→ **Instruction**:
Transcribe all of the material exactly.
+++ Available records +++
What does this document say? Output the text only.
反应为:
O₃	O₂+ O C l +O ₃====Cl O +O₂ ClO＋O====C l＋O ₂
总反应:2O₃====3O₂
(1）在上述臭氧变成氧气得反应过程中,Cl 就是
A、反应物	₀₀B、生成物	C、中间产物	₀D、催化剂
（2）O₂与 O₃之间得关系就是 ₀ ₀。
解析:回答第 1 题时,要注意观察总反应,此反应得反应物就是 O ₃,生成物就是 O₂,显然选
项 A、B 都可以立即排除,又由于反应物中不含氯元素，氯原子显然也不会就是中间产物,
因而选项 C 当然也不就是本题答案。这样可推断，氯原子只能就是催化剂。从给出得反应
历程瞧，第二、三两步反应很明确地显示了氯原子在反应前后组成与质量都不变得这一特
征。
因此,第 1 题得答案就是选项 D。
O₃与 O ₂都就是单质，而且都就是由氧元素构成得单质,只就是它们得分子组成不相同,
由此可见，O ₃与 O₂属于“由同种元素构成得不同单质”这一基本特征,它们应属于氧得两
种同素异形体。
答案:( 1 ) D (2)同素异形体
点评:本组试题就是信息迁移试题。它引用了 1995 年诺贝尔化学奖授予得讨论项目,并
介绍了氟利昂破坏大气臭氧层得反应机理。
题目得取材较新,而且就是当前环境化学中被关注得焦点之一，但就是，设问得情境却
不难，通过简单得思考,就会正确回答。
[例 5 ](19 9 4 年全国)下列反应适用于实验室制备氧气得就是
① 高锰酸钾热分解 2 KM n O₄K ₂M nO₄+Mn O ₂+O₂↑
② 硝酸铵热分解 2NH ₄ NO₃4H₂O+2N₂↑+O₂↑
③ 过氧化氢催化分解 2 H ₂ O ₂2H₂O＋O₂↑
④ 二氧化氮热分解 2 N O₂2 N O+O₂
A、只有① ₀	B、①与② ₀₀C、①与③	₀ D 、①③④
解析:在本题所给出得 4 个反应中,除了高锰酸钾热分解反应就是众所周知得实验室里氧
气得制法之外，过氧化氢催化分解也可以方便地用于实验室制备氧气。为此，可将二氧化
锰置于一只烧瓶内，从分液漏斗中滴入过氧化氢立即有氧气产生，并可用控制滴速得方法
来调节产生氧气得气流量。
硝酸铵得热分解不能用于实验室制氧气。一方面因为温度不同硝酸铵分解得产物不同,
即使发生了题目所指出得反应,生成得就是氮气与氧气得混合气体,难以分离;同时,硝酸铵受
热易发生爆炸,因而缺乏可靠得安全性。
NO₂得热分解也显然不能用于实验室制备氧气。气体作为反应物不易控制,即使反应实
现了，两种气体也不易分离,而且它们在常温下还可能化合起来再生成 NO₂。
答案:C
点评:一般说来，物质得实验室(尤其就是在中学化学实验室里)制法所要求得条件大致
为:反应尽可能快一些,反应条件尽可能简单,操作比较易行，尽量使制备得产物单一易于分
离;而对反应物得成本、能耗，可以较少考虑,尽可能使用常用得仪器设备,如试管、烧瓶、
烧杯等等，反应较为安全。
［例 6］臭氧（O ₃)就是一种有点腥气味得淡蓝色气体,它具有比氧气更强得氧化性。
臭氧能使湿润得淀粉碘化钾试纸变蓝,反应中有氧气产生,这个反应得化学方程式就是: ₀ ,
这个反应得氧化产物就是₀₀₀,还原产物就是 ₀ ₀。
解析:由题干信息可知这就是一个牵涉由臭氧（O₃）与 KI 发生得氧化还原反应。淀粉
+++
→ **Task output**:
What does this document say? Output the text only.
反应为:
O₃	O₂+ O C l +O ₃====Cl O +O₂ ClO＋O====C l＋O ₂
总反应:2O₃====3O₂
(1）在上述臭氧变成氧气得反应过程中,Cl 就是
A、反应物	₀₀B、生成物	C、中间产物	₀D、催化剂
（2）O₂与 O₃之间得关系就是 ₀ ₀。
解析:回答第 1 题时,要注意观察总反应,此反应得反应物就是 O ₃,生成物就是 O₂,显然选
项 A、B 都可以立即排除,又由于反应物中不含氯元素，氯原子显然也不会就是中间产物,
因而选项 C 当然也不就是本题答案。这样可推断，氯原子只能就是催化剂。从给出得反应
历程瞧，第二、三两步反应很明确地显示了氯原子在反应前后组成与质量都不变得这一特
征。
因此,第 1 题得答案就是选项 D。
O₃与 O ₂都就是单质，而且都就是由氧元素构成得单质,只就是它们得分子组成不相同,
由此可见，O ₃与 O₂属于“由同种元素构成得不同单质”这一基本特征,它们应属于氧得两
种同素异形体。
答案:( 1 ) D (2)同素异形体
点评:本组试题就是信息迁移试题。它引用了 1995 年诺贝尔化学奖授予得讨论项目,并
介绍了氟利昂破坏大气臭氧层得反应机理。
题目得取材较新,而且就是当前环境化学中被关注得焦点之一，但就是，设问得情境却
不难，通过简单得思考,就会正确回答。
[例 5 ](19 9 4 年全国)下列反应适用于实验室制备氧气得就是
① 高锰酸钾热分解 2 KM n O₄K ₂M nO₄+Mn O ₂+O₂↑
② 硝酸铵热分解 2NH ₄ NO₃4H₂O+2N₂↑+O₂↑
③ 过氧化氢催化分解 2 H ₂ O ₂2H₂O＋O₂↑
④ 二氧化氮热分解 2 N O₂2 N O+O₂
A、只有① ₀	B、①与② ₀₀C、①与③	₀ D 、①③④
解析:在本题所给出得 4 个反应中,除了高锰酸钾热分解反应就是众所周知得实验室里氧
气得制法之外，过氧化氢催化分解也可以方便地用于实验室制备氧气。为此，可将二氧化
锰置于一只烧瓶内，从分液漏斗中滴入过氧化氢立即有氧气产生，并可用控制滴速得方法
来调节产生氧气得气流量。
硝酸铵得热分解不能用于实验室制氧气。一方面因为温度不同硝酸铵分解得产物不同,
即使发生了题目所指出得反应,生成得就是氮气与氧气得混合气体,难以分离;同时,硝酸铵受
热易发生爆炸,因而缺乏可靠得安全性。
NO₂得热分解也显然不能用于实验室制备氧气。气体作为反应物不易控制,即使反应实
现了，两种气体也不易分离,而且它们在常温下还可能化合起来再生成 NO₂。
答案:C
点评:一般说来，物质得实验室(尤其就是在中学化学实验室里)制法所要求得条件大致
为:反应尽可能快一些,反应条件尽可能简单,操作比较易行，尽量使制备得产物单一易于分
离;而对反应物得成本、能耗，可以较少考虑,尽可能使用常用得仪器设备,如试管、烧瓶、
烧杯等等，反应较为安全。
［例 6］臭氧（O ₃)就是一种有点腥气味得淡蓝色气体,它具有比氧气更强得氧化性。
臭氧能使湿润得淀粉碘化钾试纸变蓝,反应中有氧气产生,这个反应得化学方程式就是: ₀ ,
这个反应得氧化产物就是₀₀₀,还原产物就是 ₀ ₀。
解析:由题干信息可知这就是一个牵涉由臭氧（O₃）与 KI 发生得氧化还原反应。淀粉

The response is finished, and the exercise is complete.